Every line of the records must be repeated exactly; pictures stay out.

──────────

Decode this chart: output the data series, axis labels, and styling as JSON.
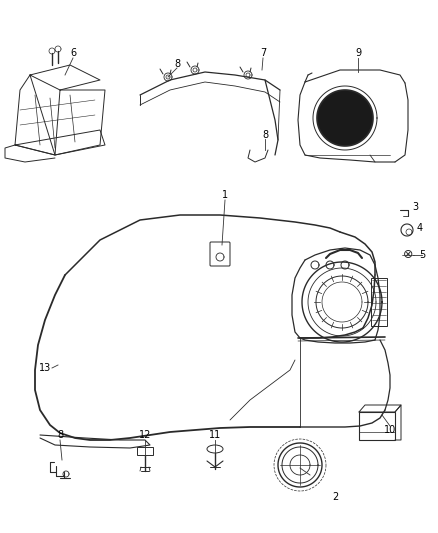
{
  "background_color": "#ffffff",
  "fig_width": 4.38,
  "fig_height": 5.33,
  "dpi": 100,
  "line_color": "#2a2a2a",
  "label_color": "#000000",
  "label_fontsize": 7.0
}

──────────

Exercise result:
Decode this chart: output the data series, axis labels, and styling as JSON.
{
  "background_color": "#ffffff",
  "fig_width": 4.38,
  "fig_height": 5.33,
  "dpi": 100,
  "line_color": "#2a2a2a",
  "label_color": "#000000",
  "label_fontsize": 7.0
}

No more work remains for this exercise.